Go through the lines below and copy each one that holds the string "Predicted".
Start of Data records
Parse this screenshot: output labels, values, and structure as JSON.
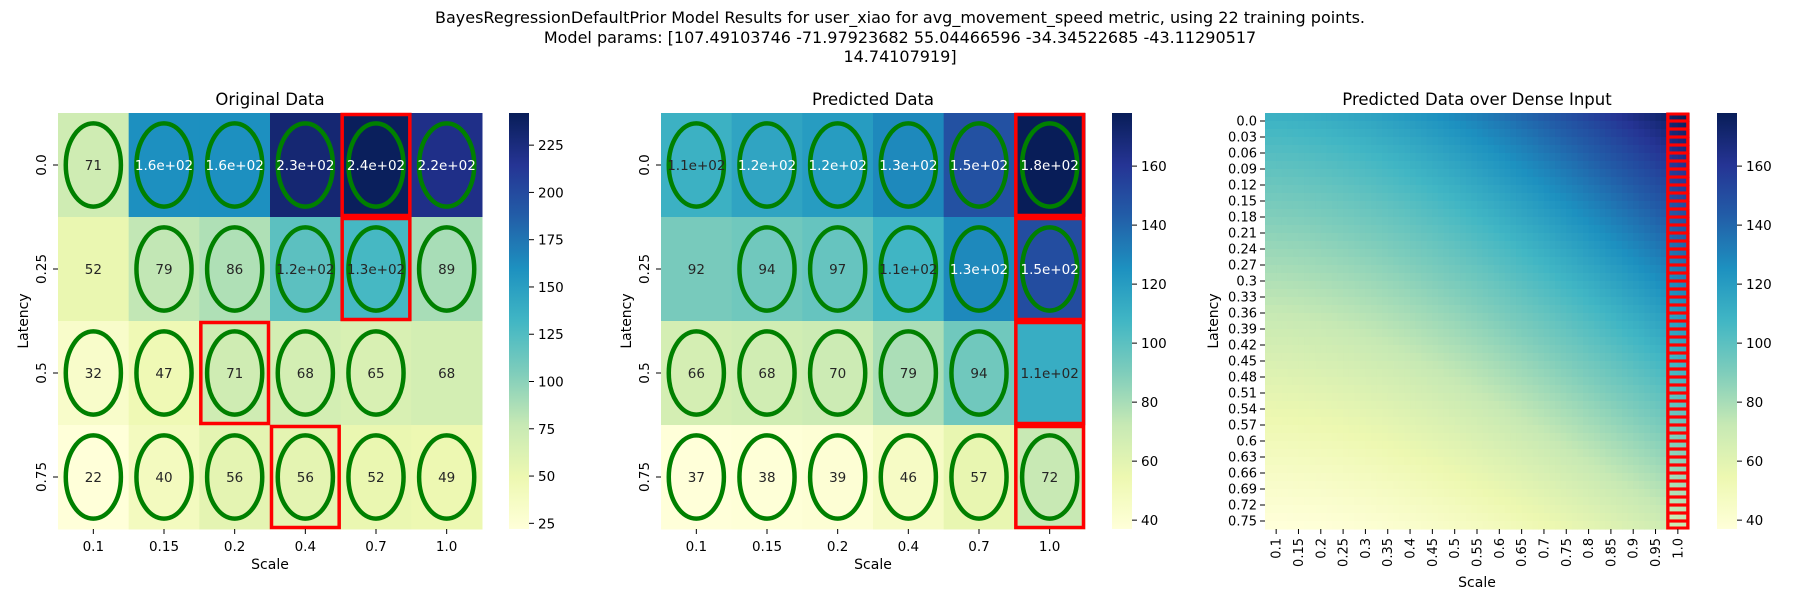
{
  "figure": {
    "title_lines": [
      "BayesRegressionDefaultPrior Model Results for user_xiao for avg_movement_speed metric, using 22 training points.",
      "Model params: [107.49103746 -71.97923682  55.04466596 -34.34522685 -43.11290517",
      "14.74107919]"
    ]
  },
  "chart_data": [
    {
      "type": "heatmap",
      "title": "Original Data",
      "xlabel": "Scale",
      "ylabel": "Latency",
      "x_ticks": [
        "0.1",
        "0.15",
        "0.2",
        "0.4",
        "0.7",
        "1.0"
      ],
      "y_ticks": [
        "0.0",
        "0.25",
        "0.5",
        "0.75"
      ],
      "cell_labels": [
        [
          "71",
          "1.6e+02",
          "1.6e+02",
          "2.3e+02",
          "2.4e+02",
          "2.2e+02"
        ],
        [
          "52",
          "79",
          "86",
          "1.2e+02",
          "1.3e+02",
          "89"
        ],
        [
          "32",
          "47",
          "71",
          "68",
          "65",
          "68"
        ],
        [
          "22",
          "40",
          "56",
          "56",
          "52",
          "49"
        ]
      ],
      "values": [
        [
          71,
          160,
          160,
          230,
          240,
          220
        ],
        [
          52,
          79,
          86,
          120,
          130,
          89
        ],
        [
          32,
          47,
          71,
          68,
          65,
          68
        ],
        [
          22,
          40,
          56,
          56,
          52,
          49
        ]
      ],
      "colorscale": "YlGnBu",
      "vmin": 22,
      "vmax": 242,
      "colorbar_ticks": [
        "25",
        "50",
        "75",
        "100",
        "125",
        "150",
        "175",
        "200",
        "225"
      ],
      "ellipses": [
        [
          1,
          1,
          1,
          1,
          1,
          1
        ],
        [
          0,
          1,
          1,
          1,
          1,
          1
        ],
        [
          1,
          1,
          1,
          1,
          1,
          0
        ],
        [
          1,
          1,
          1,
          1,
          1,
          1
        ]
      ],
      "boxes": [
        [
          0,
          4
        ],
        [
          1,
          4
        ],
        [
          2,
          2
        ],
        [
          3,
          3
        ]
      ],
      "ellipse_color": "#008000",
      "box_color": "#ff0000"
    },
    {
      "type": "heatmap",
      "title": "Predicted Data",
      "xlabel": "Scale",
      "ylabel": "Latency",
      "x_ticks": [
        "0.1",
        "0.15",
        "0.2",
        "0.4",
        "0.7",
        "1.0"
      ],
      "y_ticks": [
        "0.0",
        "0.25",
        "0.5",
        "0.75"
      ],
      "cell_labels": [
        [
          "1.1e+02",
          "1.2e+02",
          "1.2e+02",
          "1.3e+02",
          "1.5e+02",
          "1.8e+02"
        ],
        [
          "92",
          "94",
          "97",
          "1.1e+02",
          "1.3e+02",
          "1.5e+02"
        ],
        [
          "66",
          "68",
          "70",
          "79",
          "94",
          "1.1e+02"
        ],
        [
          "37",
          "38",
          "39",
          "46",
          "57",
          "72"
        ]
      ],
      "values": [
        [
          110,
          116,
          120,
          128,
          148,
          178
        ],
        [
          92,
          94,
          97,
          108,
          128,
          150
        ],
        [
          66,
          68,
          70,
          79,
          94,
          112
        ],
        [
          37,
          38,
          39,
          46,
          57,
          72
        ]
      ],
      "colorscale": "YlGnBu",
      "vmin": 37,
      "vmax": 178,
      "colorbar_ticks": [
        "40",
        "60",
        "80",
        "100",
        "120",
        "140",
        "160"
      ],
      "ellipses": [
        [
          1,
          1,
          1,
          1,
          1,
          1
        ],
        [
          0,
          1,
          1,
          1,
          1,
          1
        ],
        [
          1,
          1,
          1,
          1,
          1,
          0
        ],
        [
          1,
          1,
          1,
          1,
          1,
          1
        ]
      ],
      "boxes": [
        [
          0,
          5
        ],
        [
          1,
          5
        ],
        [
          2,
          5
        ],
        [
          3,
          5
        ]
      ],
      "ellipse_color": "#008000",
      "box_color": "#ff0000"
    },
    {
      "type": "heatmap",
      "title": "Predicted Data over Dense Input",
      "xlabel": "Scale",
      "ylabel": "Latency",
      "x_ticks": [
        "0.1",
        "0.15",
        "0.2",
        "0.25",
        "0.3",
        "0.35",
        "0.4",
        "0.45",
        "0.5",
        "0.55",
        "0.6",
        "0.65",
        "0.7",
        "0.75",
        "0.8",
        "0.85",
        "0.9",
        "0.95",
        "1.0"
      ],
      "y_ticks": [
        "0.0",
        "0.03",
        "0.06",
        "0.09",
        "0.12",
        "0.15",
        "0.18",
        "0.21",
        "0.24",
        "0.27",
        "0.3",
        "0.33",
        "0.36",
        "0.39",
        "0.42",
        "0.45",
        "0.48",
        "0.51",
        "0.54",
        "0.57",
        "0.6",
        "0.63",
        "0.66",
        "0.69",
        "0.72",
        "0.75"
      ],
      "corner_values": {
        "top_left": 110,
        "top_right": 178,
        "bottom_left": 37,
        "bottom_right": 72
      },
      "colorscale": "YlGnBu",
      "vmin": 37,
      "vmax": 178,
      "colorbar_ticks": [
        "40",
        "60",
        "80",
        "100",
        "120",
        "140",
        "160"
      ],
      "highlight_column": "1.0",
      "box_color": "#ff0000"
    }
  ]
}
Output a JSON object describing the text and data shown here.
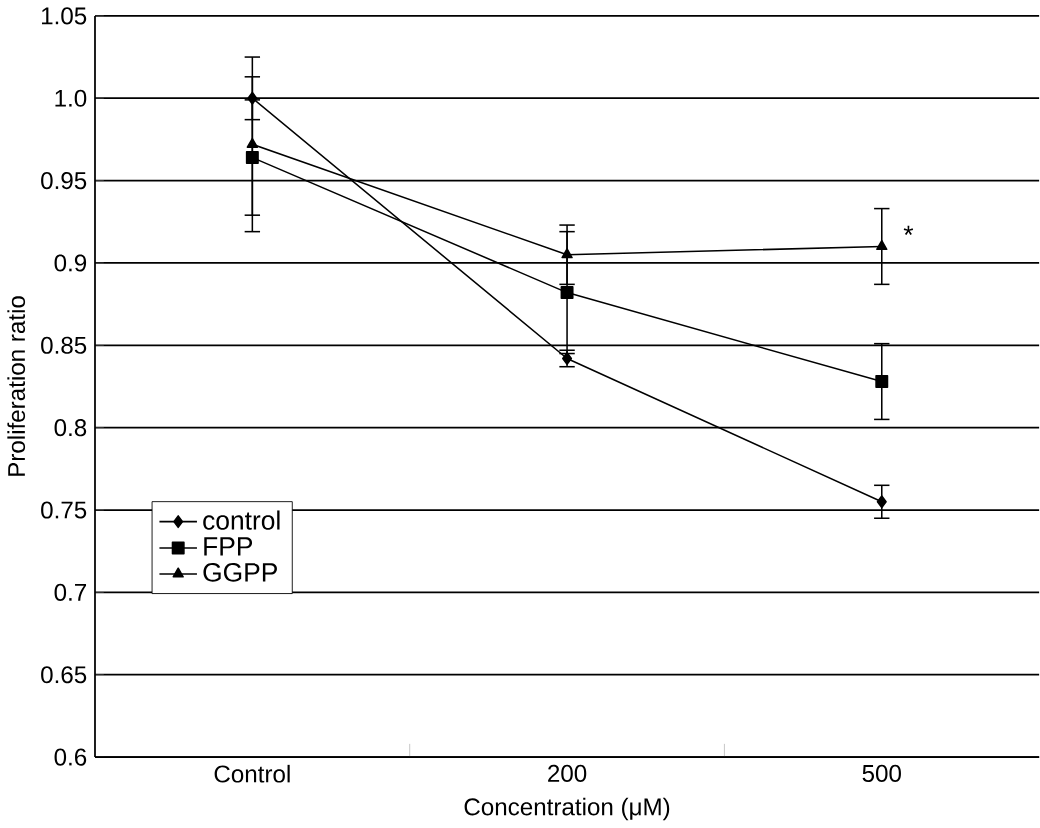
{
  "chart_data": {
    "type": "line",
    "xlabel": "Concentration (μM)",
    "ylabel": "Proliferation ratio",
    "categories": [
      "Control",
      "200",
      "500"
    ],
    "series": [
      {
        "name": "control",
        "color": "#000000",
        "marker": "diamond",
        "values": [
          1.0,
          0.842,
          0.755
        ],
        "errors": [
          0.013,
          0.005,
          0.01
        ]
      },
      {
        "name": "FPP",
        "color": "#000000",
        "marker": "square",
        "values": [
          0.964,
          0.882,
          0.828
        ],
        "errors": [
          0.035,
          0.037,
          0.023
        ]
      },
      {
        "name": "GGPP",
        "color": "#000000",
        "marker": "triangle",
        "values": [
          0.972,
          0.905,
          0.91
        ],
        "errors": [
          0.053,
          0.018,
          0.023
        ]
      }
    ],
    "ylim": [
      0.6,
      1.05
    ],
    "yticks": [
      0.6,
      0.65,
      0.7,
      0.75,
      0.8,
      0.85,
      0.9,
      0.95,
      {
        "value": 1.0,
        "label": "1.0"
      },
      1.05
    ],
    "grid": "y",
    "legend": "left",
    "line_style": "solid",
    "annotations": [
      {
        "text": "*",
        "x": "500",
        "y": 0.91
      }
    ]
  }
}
End of Data records
Answer to this task:
      "title": "Predicted Data",
      "title": "Predicted Data over Dense Input",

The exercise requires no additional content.